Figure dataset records
________________________________________
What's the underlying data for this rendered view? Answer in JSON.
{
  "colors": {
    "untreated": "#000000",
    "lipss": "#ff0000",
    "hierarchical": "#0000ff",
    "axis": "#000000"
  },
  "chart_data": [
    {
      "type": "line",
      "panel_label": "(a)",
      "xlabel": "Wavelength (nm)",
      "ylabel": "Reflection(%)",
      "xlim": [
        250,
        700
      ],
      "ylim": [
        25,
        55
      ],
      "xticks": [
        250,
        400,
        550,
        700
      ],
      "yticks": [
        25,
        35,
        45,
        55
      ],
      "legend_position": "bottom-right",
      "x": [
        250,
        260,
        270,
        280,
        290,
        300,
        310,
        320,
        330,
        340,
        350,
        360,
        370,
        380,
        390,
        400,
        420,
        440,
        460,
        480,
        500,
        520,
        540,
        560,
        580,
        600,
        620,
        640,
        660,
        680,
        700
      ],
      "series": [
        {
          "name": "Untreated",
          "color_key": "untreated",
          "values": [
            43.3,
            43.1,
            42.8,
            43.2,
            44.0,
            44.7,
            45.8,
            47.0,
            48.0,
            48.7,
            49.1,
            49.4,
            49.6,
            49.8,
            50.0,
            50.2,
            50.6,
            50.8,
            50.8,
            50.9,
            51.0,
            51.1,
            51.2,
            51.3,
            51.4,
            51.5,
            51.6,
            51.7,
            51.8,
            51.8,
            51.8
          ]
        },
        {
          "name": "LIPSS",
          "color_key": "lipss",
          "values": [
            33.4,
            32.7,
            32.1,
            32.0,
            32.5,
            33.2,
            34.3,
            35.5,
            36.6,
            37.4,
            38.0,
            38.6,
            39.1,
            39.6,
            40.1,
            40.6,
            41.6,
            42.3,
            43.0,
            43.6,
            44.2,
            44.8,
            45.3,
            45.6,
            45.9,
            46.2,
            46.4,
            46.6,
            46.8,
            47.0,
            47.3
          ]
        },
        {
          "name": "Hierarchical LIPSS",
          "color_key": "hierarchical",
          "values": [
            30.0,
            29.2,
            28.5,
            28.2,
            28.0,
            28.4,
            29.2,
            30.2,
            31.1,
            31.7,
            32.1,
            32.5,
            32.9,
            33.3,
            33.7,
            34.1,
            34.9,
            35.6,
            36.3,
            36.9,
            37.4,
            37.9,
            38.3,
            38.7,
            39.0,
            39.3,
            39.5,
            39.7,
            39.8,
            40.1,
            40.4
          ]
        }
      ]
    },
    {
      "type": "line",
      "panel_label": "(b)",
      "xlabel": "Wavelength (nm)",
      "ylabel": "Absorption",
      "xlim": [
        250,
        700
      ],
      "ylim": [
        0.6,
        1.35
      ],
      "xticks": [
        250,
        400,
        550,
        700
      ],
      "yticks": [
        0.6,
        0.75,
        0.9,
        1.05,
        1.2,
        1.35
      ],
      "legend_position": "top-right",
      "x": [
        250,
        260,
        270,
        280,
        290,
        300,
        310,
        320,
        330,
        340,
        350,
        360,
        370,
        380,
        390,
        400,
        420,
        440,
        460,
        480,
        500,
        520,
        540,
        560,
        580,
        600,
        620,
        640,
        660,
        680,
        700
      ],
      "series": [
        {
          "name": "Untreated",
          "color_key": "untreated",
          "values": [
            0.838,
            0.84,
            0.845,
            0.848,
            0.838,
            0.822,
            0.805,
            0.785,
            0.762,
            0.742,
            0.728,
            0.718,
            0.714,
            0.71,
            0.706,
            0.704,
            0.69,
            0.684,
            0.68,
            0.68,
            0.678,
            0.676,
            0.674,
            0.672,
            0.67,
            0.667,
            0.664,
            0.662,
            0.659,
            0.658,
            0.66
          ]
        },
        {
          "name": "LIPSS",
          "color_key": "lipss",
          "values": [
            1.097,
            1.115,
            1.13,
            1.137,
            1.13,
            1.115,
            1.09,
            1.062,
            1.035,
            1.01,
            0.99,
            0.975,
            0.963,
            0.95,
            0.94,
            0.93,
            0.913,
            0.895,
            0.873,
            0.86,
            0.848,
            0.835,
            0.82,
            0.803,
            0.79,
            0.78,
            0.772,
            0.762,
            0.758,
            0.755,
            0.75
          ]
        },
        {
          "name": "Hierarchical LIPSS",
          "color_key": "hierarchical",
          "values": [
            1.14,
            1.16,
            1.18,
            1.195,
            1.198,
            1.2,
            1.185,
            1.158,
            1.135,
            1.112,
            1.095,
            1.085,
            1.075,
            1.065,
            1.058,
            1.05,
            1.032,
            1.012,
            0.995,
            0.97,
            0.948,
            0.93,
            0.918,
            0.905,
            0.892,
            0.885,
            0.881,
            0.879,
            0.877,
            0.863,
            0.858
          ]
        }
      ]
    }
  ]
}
________________________________________
Task requirements:
Write out the full listing exactly as given.

Completed exercise:
What's the underlying data for this rendered view? Answer in JSON.
{
  "colors": {
    "untreated": "#000000",
    "lipss": "#ff0000",
    "hierarchical": "#0000ff",
    "axis": "#000000"
  },
  "chart_data": [
    {
      "type": "line",
      "panel_label": "(a)",
      "xlabel": "Wavelength (nm)",
      "ylabel": "Reflection(%)",
      "xlim": [
        250,
        700
      ],
      "ylim": [
        25,
        55
      ],
      "xticks": [
        250,
        400,
        550,
        700
      ],
      "yticks": [
        25,
        35,
        45,
        55
      ],
      "legend_position": "bottom-right",
      "x": [
        250,
        260,
        270,
        280,
        290,
        300,
        310,
        320,
        330,
        340,
        350,
        360,
        370,
        380,
        390,
        400,
        420,
        440,
        460,
        480,
        500,
        520,
        540,
        560,
        580,
        600,
        620,
        640,
        660,
        680,
        700
      ],
      "series": [
        {
          "name": "Untreated",
          "color_key": "untreated",
          "values": [
            43.3,
            43.1,
            42.8,
            43.2,
            44.0,
            44.7,
            45.8,
            47.0,
            48.0,
            48.7,
            49.1,
            49.4,
            49.6,
            49.8,
            50.0,
            50.2,
            50.6,
            50.8,
            50.8,
            50.9,
            51.0,
            51.1,
            51.2,
            51.3,
            51.4,
            51.5,
            51.6,
            51.7,
            51.8,
            51.8,
            51.8
          ]
        },
        {
          "name": "LIPSS",
          "color_key": "lipss",
          "values": [
            33.4,
            32.7,
            32.1,
            32.0,
            32.5,
            33.2,
            34.3,
            35.5,
            36.6,
            37.4,
            38.0,
            38.6,
            39.1,
            39.6,
            40.1,
            40.6,
            41.6,
            42.3,
            43.0,
            43.6,
            44.2,
            44.8,
            45.3,
            45.6,
            45.9,
            46.2,
            46.4,
            46.6,
            46.8,
            47.0,
            47.3
          ]
        },
        {
          "name": "Hierarchical LIPSS",
          "color_key": "hierarchical",
          "values": [
            30.0,
            29.2,
            28.5,
            28.2,
            28.0,
            28.4,
            29.2,
            30.2,
            31.1,
            31.7,
            32.1,
            32.5,
            32.9,
            33.3,
            33.7,
            34.1,
            34.9,
            35.6,
            36.3,
            36.9,
            37.4,
            37.9,
            38.3,
            38.7,
            39.0,
            39.3,
            39.5,
            39.7,
            39.8,
            40.1,
            40.4
          ]
        }
      ]
    },
    {
      "type": "line",
      "panel_label": "(b)",
      "xlabel": "Wavelength (nm)",
      "ylabel": "Absorption",
      "xlim": [
        250,
        700
      ],
      "ylim": [
        0.6,
        1.35
      ],
      "xticks": [
        250,
        400,
        550,
        700
      ],
      "yticks": [
        0.6,
        0.75,
        0.9,
        1.05,
        1.2,
        1.35
      ],
      "legend_position": "top-right",
      "x": [
        250,
        260,
        270,
        280,
        290,
        300,
        310,
        320,
        330,
        340,
        350,
        360,
        370,
        380,
        390,
        400,
        420,
        440,
        460,
        480,
        500,
        520,
        540,
        560,
        580,
        600,
        620,
        640,
        660,
        680,
        700
      ],
      "series": [
        {
          "name": "Untreated",
          "color_key": "untreated",
          "values": [
            0.838,
            0.84,
            0.845,
            0.848,
            0.838,
            0.822,
            0.805,
            0.785,
            0.762,
            0.742,
            0.728,
            0.718,
            0.714,
            0.71,
            0.706,
            0.704,
            0.69,
            0.684,
            0.68,
            0.68,
            0.678,
            0.676,
            0.674,
            0.672,
            0.67,
            0.667,
            0.664,
            0.662,
            0.659,
            0.658,
            0.66
          ]
        },
        {
          "name": "LIPSS",
          "color_key": "lipss",
          "values": [
            1.097,
            1.115,
            1.13,
            1.137,
            1.13,
            1.115,
            1.09,
            1.062,
            1.035,
            1.01,
            0.99,
            0.975,
            0.963,
            0.95,
            0.94,
            0.93,
            0.913,
            0.895,
            0.873,
            0.86,
            0.848,
            0.835,
            0.82,
            0.803,
            0.79,
            0.78,
            0.772,
            0.762,
            0.758,
            0.755,
            0.75
          ]
        },
        {
          "name": "Hierarchical LIPSS",
          "color_key": "hierarchical",
          "values": [
            1.14,
            1.16,
            1.18,
            1.195,
            1.198,
            1.2,
            1.185,
            1.158,
            1.135,
            1.112,
            1.095,
            1.085,
            1.075,
            1.065,
            1.058,
            1.05,
            1.032,
            1.012,
            0.995,
            0.97,
            0.948,
            0.93,
            0.918,
            0.905,
            0.892,
            0.885,
            0.881,
            0.879,
            0.877,
            0.863,
            0.858
          ]
        }
      ]
    }
  ]
}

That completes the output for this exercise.